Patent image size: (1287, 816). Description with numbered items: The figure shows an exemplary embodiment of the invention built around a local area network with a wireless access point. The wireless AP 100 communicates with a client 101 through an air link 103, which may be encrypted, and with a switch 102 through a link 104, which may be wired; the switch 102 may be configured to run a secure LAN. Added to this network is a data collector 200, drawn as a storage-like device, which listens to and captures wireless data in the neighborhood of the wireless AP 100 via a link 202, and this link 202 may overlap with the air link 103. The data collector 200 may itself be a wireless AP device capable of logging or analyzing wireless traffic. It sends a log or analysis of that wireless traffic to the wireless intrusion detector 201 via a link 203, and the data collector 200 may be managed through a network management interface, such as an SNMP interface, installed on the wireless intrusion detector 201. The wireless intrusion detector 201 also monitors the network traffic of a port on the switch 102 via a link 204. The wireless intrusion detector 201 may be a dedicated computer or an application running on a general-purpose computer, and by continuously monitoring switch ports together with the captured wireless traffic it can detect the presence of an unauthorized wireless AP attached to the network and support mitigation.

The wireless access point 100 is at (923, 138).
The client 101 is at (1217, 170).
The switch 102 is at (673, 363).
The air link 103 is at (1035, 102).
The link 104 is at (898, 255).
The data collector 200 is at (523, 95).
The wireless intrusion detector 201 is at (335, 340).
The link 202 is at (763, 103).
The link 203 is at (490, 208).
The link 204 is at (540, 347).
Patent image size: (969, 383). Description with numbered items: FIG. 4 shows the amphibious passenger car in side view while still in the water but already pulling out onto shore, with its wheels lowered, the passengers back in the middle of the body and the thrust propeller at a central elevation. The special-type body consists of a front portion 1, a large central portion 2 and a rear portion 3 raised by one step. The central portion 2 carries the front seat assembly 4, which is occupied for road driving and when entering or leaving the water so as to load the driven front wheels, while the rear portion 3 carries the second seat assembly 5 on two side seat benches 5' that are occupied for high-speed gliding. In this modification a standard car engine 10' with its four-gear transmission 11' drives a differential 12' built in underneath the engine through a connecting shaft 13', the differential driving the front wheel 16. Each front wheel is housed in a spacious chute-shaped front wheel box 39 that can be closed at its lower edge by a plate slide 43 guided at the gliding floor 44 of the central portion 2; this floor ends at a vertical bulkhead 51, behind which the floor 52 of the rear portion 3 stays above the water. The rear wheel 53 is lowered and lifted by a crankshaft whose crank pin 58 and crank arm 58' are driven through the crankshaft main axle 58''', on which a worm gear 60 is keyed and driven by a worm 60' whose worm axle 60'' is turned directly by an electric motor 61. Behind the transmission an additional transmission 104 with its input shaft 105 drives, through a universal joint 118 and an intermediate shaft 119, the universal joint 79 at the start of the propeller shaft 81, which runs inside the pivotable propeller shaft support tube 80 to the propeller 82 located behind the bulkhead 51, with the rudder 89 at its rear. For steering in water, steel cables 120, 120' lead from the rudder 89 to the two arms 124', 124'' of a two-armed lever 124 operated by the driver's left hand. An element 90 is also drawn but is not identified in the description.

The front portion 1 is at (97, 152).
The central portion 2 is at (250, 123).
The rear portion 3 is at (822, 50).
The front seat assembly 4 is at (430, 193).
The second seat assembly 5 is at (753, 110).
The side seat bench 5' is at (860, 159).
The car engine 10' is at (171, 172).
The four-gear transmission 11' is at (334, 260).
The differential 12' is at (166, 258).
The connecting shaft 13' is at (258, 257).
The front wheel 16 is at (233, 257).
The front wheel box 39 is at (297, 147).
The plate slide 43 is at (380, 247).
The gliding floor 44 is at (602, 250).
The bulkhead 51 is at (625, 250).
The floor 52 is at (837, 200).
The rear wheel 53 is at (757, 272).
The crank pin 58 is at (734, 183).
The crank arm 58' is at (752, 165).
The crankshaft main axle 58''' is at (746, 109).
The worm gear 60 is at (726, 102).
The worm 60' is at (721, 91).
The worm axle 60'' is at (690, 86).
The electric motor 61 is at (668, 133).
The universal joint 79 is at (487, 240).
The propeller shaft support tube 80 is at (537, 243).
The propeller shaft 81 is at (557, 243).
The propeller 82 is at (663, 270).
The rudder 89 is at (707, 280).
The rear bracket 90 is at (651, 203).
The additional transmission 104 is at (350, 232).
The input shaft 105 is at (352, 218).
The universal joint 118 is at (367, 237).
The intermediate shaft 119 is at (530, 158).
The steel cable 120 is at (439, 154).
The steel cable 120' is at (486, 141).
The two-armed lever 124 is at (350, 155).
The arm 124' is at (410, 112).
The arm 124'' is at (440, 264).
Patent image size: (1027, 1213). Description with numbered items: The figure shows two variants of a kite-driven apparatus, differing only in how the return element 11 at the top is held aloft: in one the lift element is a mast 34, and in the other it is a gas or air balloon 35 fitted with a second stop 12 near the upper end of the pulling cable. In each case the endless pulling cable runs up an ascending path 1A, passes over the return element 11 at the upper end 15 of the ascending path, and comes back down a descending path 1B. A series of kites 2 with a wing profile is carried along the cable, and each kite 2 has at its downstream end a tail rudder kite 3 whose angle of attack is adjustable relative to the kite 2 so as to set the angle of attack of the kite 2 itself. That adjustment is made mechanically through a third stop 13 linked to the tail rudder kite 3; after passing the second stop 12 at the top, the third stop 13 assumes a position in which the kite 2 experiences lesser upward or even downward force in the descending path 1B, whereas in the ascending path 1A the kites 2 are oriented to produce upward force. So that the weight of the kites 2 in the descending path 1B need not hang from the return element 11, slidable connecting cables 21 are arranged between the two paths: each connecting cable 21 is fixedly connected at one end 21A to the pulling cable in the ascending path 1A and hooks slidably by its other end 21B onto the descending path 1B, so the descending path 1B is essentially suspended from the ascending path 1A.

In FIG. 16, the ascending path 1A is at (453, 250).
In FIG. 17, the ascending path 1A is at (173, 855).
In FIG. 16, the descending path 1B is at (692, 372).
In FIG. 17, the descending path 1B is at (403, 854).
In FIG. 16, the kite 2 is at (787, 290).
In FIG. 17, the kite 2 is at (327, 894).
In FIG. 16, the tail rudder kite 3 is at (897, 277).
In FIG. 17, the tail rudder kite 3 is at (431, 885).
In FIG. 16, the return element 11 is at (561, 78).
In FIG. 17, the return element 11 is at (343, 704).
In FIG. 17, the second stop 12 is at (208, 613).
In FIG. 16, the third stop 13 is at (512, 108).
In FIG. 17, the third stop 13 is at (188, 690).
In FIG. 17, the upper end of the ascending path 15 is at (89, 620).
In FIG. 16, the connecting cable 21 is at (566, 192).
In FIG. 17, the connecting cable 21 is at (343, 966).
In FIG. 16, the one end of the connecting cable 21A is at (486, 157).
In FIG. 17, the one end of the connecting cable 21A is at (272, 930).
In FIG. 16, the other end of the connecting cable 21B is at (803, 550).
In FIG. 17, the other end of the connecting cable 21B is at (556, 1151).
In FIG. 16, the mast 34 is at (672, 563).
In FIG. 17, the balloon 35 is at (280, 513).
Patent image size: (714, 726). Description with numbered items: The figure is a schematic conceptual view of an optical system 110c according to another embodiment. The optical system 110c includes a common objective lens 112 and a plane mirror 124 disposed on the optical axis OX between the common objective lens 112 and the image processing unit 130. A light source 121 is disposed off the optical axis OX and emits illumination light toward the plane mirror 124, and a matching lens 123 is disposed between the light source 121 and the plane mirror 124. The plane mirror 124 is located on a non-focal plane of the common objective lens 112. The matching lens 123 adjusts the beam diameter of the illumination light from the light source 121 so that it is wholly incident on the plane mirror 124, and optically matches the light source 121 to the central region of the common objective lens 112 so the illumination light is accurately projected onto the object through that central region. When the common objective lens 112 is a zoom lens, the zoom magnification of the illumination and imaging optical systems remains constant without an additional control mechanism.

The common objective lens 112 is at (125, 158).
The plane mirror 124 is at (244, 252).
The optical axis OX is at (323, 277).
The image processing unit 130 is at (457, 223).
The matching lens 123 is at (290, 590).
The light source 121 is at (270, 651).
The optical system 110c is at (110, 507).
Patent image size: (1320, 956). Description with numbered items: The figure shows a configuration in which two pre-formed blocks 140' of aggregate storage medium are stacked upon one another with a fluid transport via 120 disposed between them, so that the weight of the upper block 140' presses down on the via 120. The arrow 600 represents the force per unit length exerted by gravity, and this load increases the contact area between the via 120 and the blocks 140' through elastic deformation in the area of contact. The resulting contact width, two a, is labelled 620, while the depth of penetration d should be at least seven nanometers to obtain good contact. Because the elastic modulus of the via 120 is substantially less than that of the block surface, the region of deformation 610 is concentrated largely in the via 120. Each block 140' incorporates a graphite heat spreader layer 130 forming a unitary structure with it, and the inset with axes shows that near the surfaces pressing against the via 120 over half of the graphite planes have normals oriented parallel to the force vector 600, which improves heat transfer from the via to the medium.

* Your goal *
Revise the material starting at the line containing "Patent image size: (1027, 1213)." and ending at the line containing "In FIG. 17, the tail", replacing "kite-driven apparatus" with "kite-powered apparatus" and leaving everything else unchanged; give only those lines.

* Response to this exercise *
Patent image size: (1027, 1213). Description with numbered items: The figure shows two variants of a kite-powered apparatus, differing only in how the return element 11 at the top is held aloft: in one the lift element is a mast 34, and in the other it is a gas or air balloon 35 fitted with a second stop 12 near the upper end of the pulling cable. In each case the endless pulling cable runs up an ascending path 1A, passes over the return element 11 at the upper end 15 of the ascending path, and comes back down a descending path 1B. A series of kites 2 with a wing profile is carried along the cable, and each kite 2 has at its downstream end a tail rudder kite 3 whose angle of attack is adjustable relative to the kite 2 so as to set the angle of attack of the kite 2 itself. That adjustment is made mechanically through a third stop 13 linked to the tail rudder kite 3; after passing the second stop 12 at the top, the third stop 13 assumes a position in which the kite 2 experiences lesser upward or even downward force in the descending path 1B, whereas in the ascending path 1A the kites 2 are oriented to produce upward force. So that the weight of the kites 2 in the descending path 1B need not hang from the return element 11, slidable connecting cables 21 are arranged between the two paths: each connecting cable 21 is fixedly connected at one end 21A to the pulling cable in the ascending path 1A and hooks slidably by its other end 21B onto the descending path 1B, so the descending path 1B is essentially suspended from the ascending path 1A.

In FIG. 16, the ascending path 1A is at (453, 250).
In FIG. 17, the ascending path 1A is at (173, 855).
In FIG. 16, the descending path 1B is at (692, 372).
In FIG. 17, the descending path 1B is at (403, 854).
In FIG. 16, the kite 2 is at (787, 290).
In FIG. 17, the kite 2 is at (327, 894).
In FIG. 16, the tail rudder kite 3 is at (897, 277).
In FIG. 17, the tail rudder kite 3 is at (431, 885).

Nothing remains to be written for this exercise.